Selected excerpt

########

Well... they actually have a lot of good reviews, including video reviews of the actual products so they seem like they may be okay But I’m not gonna just assume everything is gonna be perfectly fine.... I’m not a pro zookeeper... yeah I have cypress. I don’t have a large chamber. But it doesn’t have to be large. I’ve done a lot of research on how people do this who aren’t professional tortoise keepers with high tech equipment and unlimited space... And also didn’t find this forum until the same time I already put my payment through.


----------



## Golden Greek Tortoise 567 (Jul 27, 2020)

Those reviews are fakes, on their website they put them in so that people will buy from them. And the pictures and videos are not of their own tortoises.


----------



## Makijoy (Jul 27, 2020)

It was video reviews from customers on YouTube who were unboxing their products. Not on their website. I know the pictures on display aren’t theirs.


----------



## turtlesteve (Jul 27, 2020)

I have never dealt personally with Tortoise Town, so I will not make any judgement on them.

The forum sees plenty of dying tortoises, mostly hatchlings, and mostly because they are started wrong. It's usually new members that join in a last ditch effort to save them. I've personally had it happen to me, as have many others. This time, there is an opportunity to avoid the risk. Just know, if you buy one that ends up failing, it's a slow death and there is nothing that can be done to stop it. 

Folks here are not trying to argue, they just don't want to see it happen again. If you do get a tortoise from them, I hope it turns out to be a healthy one. 

Steve


----------



## Makijoy (Jul 28, 2020)

Baby came in! but he might be a regular Redfoot. The plastron is mostly lighter. But he has crazy extra scutes and looks like some crazy marbling already and nice colors too. Either way it’s very unique.... I’m actually pleasantly surprised because the baby came out ready to eat and drink as soon as I unboxed him. Already looking around and very curious. I think it will more than likely be a girl. But who knows.. Anyone think of a good name? No filter on these photos


----------



## Golden Greek Tortoise 567 (Jul 28, 2020)

########

Listed entries
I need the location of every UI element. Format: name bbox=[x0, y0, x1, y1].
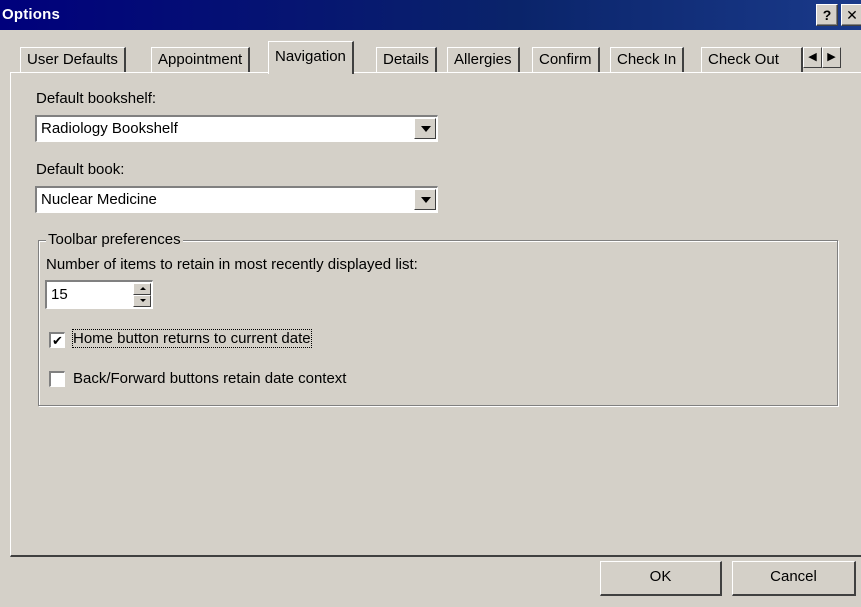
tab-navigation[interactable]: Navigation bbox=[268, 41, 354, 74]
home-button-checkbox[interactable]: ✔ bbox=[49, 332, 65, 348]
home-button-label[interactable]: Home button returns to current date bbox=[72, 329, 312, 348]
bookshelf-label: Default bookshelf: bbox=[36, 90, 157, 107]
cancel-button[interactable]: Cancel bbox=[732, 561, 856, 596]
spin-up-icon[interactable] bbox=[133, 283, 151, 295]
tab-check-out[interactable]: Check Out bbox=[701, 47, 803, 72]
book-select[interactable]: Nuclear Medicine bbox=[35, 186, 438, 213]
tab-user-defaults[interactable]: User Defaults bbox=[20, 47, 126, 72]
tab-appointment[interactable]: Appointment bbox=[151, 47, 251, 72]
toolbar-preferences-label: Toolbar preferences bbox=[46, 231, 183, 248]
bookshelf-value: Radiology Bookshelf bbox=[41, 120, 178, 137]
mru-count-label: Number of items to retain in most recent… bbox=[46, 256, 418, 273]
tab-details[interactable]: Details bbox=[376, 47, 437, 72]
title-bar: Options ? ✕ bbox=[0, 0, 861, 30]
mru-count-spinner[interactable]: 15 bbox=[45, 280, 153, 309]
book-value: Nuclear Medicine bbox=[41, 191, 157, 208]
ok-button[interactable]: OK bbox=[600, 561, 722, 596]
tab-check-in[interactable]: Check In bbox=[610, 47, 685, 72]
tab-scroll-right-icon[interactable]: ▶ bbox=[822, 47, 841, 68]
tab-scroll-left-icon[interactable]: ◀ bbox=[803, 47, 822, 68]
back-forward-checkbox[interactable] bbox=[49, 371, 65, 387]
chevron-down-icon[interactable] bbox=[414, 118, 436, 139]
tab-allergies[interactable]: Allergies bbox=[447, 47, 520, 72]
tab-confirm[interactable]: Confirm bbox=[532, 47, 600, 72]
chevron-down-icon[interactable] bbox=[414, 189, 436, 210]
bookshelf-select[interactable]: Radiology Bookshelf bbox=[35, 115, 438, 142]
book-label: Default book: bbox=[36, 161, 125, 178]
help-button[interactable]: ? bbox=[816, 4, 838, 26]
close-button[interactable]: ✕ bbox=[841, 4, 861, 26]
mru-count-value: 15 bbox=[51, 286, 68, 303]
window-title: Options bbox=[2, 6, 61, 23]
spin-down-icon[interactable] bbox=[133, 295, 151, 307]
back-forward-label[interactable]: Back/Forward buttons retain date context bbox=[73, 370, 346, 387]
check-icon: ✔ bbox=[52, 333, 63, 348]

########

What you are asked to do
Carry the forum thread about buying a tortoise forward from the point where it stops. The items are separate material and do not belong to the forum thread about buying a tortoise.

Answer to the problem
Hope yours turns out to be healthy and happy!


----------



## g4mobile (Jul 28, 2020)

Makijoy said:


> Baby came in! but he might be a regular Redfoot. The plastron is mostly lighter. But he has crazy extra scutes and looks like some crazy marbling already and nice colors too. Either way it’s very unique.... I’m actually pleasantly surprised because the baby came out ready to eat and drink as soon as I unboxed him. Already looking around and very curious. I think it will more than likely be a girl. But who knows.. Anyone think of a good name? No filter on these photos
> View attachment 301389
> View attachment 301390
> View attachment 301391


Happy to see it’s doing well so far. Based on your picture, I would suggest you change the water dish to a small clay plant saucer that’s shallow and easy to get in and out of. Keep the temperature and humidity above 80. 80/80%. Good luck and you will find great information on this forum. Keep us updated!


----------



## saleena.lewis (Jul 28, 2020)

I'm a little late to the conversation but I have a redfoot (close to a cherry head) and I got him from shadows reptile located in florida. I know that on occasion he also has cherry heads. He is an amazing breeder and he really cares for his animals, I would look into his website (shadowsreptiles.com)


----------



## ZEROPILOT (Jul 28, 2020)

That does appear to be a Cherryhead 
And the fact that he has an appetite is a good sign.
Hopefully he or she will thrive


----------



## Makijoy (Jul 28, 2020)

ZEROPILOT said:


> That does appear to be a Cherryhead
> And the fact that he has an appetite is a good sign.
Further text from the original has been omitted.